Do this: Copy out all the records exactly.

(Recorded data)
# # # # #
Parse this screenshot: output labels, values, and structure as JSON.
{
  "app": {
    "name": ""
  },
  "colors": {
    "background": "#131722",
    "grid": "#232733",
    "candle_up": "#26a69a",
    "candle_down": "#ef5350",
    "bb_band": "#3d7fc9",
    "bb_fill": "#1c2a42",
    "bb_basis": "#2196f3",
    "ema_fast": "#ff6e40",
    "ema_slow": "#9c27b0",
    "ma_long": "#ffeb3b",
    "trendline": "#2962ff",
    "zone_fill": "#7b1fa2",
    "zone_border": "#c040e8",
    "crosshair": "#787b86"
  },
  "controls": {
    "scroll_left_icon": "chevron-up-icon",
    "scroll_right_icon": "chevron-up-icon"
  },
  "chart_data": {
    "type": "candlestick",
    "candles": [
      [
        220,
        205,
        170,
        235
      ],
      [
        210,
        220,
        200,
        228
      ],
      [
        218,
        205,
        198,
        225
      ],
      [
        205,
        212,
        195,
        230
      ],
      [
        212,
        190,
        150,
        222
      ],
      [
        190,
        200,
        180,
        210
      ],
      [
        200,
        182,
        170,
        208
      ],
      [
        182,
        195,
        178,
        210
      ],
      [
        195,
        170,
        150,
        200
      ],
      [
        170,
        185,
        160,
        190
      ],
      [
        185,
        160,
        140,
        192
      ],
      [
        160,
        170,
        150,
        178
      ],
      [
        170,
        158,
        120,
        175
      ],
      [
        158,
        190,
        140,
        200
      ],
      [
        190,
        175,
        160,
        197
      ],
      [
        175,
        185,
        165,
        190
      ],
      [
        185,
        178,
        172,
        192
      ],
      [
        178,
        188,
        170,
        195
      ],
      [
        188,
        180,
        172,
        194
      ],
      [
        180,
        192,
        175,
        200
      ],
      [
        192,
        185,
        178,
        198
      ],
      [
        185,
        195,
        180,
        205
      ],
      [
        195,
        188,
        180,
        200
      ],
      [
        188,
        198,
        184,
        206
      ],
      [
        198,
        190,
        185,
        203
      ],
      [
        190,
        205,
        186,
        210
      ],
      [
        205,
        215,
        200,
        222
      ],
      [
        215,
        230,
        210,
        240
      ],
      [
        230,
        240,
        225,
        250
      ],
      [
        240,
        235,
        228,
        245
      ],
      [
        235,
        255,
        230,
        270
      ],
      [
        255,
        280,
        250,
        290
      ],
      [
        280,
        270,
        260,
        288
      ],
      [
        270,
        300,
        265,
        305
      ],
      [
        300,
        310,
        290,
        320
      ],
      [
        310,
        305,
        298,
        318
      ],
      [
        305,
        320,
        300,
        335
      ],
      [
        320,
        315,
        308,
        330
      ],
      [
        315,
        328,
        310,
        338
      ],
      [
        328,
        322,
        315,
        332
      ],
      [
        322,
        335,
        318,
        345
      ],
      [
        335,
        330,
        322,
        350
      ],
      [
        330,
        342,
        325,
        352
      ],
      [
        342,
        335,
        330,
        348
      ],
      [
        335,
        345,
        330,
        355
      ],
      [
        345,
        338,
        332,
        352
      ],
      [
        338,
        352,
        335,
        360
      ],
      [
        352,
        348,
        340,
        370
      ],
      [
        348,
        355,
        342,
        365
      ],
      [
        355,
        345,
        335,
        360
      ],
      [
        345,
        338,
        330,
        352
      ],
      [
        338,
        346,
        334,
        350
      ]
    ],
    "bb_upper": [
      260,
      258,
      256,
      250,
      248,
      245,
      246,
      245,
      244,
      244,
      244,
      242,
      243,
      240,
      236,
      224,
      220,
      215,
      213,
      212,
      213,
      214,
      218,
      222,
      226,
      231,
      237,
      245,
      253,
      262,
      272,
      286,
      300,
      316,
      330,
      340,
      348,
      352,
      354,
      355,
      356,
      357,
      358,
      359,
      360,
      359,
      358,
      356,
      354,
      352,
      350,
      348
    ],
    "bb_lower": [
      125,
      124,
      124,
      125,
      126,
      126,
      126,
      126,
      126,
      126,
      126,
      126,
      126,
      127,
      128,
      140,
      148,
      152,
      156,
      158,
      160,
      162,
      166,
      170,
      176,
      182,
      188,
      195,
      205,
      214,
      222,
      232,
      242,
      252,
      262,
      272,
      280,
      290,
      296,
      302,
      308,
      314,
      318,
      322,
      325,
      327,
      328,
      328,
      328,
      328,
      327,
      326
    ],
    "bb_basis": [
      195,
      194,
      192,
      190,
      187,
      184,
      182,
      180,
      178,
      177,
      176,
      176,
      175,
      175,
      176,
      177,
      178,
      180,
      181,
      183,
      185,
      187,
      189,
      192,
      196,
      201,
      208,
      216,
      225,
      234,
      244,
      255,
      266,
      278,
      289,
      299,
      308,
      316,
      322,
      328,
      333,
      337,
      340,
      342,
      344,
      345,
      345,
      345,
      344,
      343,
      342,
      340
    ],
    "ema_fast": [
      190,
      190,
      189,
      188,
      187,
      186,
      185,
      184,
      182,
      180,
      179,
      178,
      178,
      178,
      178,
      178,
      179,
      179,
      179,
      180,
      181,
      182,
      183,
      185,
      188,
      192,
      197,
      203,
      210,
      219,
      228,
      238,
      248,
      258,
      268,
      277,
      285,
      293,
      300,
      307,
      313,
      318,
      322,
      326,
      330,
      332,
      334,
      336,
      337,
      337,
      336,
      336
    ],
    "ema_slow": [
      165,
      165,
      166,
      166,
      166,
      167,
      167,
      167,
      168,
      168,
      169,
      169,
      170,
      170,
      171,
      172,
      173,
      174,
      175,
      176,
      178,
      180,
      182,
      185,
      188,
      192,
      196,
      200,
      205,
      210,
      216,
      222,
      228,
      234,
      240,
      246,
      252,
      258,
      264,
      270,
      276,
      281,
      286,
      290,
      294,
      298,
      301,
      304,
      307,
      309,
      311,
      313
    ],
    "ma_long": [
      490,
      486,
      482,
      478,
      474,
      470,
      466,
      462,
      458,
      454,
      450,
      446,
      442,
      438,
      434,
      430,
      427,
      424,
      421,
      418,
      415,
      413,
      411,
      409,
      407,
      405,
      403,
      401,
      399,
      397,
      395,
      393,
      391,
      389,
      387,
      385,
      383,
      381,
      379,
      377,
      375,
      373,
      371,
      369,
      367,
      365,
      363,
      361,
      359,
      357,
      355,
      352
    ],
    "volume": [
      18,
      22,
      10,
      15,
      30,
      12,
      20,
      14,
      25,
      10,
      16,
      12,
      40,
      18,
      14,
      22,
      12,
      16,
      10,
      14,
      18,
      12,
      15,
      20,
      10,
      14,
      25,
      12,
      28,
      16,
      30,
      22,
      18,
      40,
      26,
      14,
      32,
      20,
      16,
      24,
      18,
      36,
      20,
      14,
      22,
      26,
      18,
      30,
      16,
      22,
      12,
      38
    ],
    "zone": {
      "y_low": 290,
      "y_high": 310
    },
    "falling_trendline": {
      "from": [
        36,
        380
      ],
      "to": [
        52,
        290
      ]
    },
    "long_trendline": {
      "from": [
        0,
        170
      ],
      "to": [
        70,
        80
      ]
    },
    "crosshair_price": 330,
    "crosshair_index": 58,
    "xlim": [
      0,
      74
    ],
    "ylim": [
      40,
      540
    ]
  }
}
# # # # #
Response to the exercise:
Parse this screenshot: output labels, values, and structure as JSON.
{
  "app": {
    "name": ""
  },
  "colors": {
    "background": "#131722",
    "grid": "#232733",
    "candle_up": "#26a69a",
    "candle_down": "#ef5350",
    "bb_band": "#3d7fc9",
    "bb_fill": "#1c2a42",
    "bb_basis": "#2196f3",
    "ema_fast": "#ff6e40",
    "ema_slow": "#9c27b0",
    "ma_long": "#ffeb3b",
    "trendline": "#2962ff",
    "zone_fill": "#7b1fa2",
    "zone_border": "#c040e8",
    "crosshair": "#787b86"
  },
  "controls": {
    "scroll_left_icon": "chevron-up-icon",
    "scroll_right_icon": "chevron-up-icon"
  },
  "chart_data": {
    "type": "candlestick",
    "candles": [
      [
        220,
        205,
        170,
        235
      ],
      [
        210,
        220,
        200,
        228
      ],
      [
        218,
        205,
        198,
        225
      ],
      [
        205,
        212,
        195,
        230
      ],
      [
        212,
        190,
        150,
        222
      ],
      [
        190,
        200,
        180,
        210
      ],
      [
        200,
        182,
        170,
        208
      ],
      [
        182,
        195,
        178,
        210
      ],
      [
        195,
        170,
        150,
        200
      ],
      [
        170,
        185,
        160,
        190
      ],
      [
        185,
        160,
        140,
        192
      ],
      [
        160,
        170,
        150,
        178
      ],
      [
        170,
        158,
        120,
        175
      ],
      [
        158,
        190,
        140,
        200
      ],
      [
        190,
        175,
        160,
        197
      ],
      [
        175,
        185,
        165,
        190
      ],
      [
        185,
        178,
        172,
        192
      ],
      [
        178,
        188,
        170,
        195
      ],
      [
        188,
        180,
        172,
        194
      ],
      [
        180,
        192,
        175,
        200
      ],
      [
        192,
        185,
        178,
        198
      ],
      [
        185,
        195,
        180,
        205
      ],
      [
        195,
        188,
        180,
        200
      ],
      [
        188,
        198,
        184,
        206
      ],
      [
        198,
        190,
        185,
        203
      ],
      [
        190,
        205,
        186,
        210
      ],
      [
        205,
        215,
        200,
        222
      ],
      [
        215,
        230,
        210,
        240
      ],
      [
        230,
        240,
        225,
        250
      ],
      [
        240,
        235,
        228,
        245
      ],
      [
        235,
        255,
        230,
        270
      ],
      [
        255,
        280,
        250,
        290
      ],
      [
        280,
        270,
        260,
        288
      ],
      [
        270,
        300,
        265,
        305
      ],
      [
        300,
        310,
        290,
        320
      ],
      [
        310,
        305,
        298,
        318
      ],
      [
        305,
        320,
        300,
        335
      ],
      [
        320,
        315,
        308,
        330
      ],
      [
        315,
        328,
        310,
        338
      ],
      [
        328,
        322,
        315,
        332
      ],
      [
        322,
        335,
        318,
        345
      ],
      [
        335,
        330,
        322,
        350
      ],
      [
        330,
        342,
        325,
        352
      ],
      [
        342,
        335,
        330,
        348
      ],
      [
        335,
        345,
        330,
        355
      ],
      [
        345,
        338,
        332,
        352
      ],
      [
        338,
        352,
        335,
        360
      ],
      [
        352,
        348,
        340,
        370
      ],
      [
        348,
        355,
        342,
        365
      ],
      [
        355,
        345,
        335,
        360
      ],
      [
        345,
        338,
        330,
        352
      ],
      [
        338,
        346,
        334,
        350
      ]
    ],
    "bb_upper": [
      260,
      258,
      256,
      250,
      248,
      245,
      246,
      245,
      244,
      244,
      244,
      242,
      243,
      240,
      236,
      224,
      220,
      215,
      213,
      212,
      213,
      214,
      218,
      222,
      226,
      231,
      237,
      245,
      253,
      262,
      272,
      286,
      300,
      316,
      330,
      340,
      348,
      352,
      354,
      355,
      356,
      357,
      358,
      359,
      360,
      359,
      358,
      356,
      354,
      352,
      350,
      348
    ],
    "bb_lower": [
      125,
      124,
      124,
      125,
      126,
      126,
      126,
      126,
      126,
      126,
      126,
      126,
      126,
      127,
      128,
      140,
      148,
      152,
      156,
      158,
      160,
      162,
      166,
      170,
      176,
      182,
      188,
      195,
      205,
      214,
      222,
      232,
      242,
      252,
      262,
      272,
      280,
      290,
      296,
      302,
      308,
      314,
      318,
      322,
      325,
      327,
      328,
      328,
      328,
      328,
      327,
      326
    ],
    "bb_basis": [
      195,
      194,
      192,
      190,
      187,
      184,
      182,
      180,
      178,
      177,
      176,
      176,
      175,
      175,
      176,
      177,
      178,
      180,
      181,
      183,
      185,
      187,
      189,
      192,
      196,
      201,
      208,
      216,
      225,
      234,
      244,
      255,
      266,
      278,
      289,
      299,
      308,
      316,
      322,
      328,
      333,
      337,
      340,
      342,
      344,
      345,
      345,
      345,
      344,
      343,
      342,
      340
    ],
    "ema_fast": [
      190,
      190,
      189,
      188,
      187,
      186,
      185,
      184,
      182,
      180,
      179,
      178,
      178,
      178,
      178,
      178,
      179,
      179,
      179,
      180,
      181,
      182,
      183,
      185,
      188,
      192,
      197,
      203,
      210,
      219,
      228,
      238,
      248,
      258,
      268,
      277,
      285,
      293,
      300,
      307,
      313,
      318,
      322,
      326,
      330,
      332,
      334,
      336,
      337,
      337,
      336,
      336
    ],
    "ema_slow": [
      165,
      165,
      166,
      166,
      166,
      167,
      167,
      167,
      168,
      168,
      169,
      169,
      170,
      170,
      171,
      172,
      173,
      174,
      175,
      176,
      178,
      180,
      182,
      185,
      188,
      192,
      196,
      200,
      205,
      210,
      216,
      222,
      228,
      234,
      240,
      246,
      252,
      258,
      264,
      270,
      276,
      281,
      286,
      290,
      294,
      298,
      301,
      304,
      307,
      309,
      311,
      313
    ],
    "ma_long": [
      490,
      486,
      482,
      478,
      474,
      470,
      466,
      462,
      458,
      454,
      450,
      446,
      442,
      438,
      434,
      430,
      427,
      424,
      421,
      418,
      415,
      413,
      411,
      409,
      407,
      405,
      403,
      401,
      399,
      397,
      395,
      393,
      391,
      389,
      387,
      385,
      383,
      381,
      379,
      377,
      375,
      373,
      371,
      369,
      367,
      365,
      363,
      361,
      359,
      357,
      355,
      352
    ],
    "volume": [
      18,
      22,
      10,
      15,
      30,
      12,
      20,
      14,
      25,
      10,
      16,
      12,
      40,
      18,
      14,
      22,
      12,
      16,
      10,
      14,
      18,
      12,
      15,
      20,
      10,
      14,
      25,
      12,
      28,
      16,
      30,
      22,
      18,
      40,
      26,
      14,
      32,
      20,
      16,
      24,
      18,
      36,
      20,
      14,
      22,
      26,
      18,
      30,
      16,
      22,
      12,
      38
    ],
    "zone": {
      "y_low": 290,
      "y_high": 310
    },
    "falling_trendline": {
      "from": [
        36,
        380
      ],
      "to": [
        52,
        290
      ]
    },
    "long_trendline": {
      "from": [
        0,
        170
      ],
      "to": [
        70,
        80
      ]
    },
    "crosshair_price": 330,
    "crosshair_index": 58,
    "xlim": [
      0,
      74
    ],
    "ylim": [
      40,
      540
    ]
  }
}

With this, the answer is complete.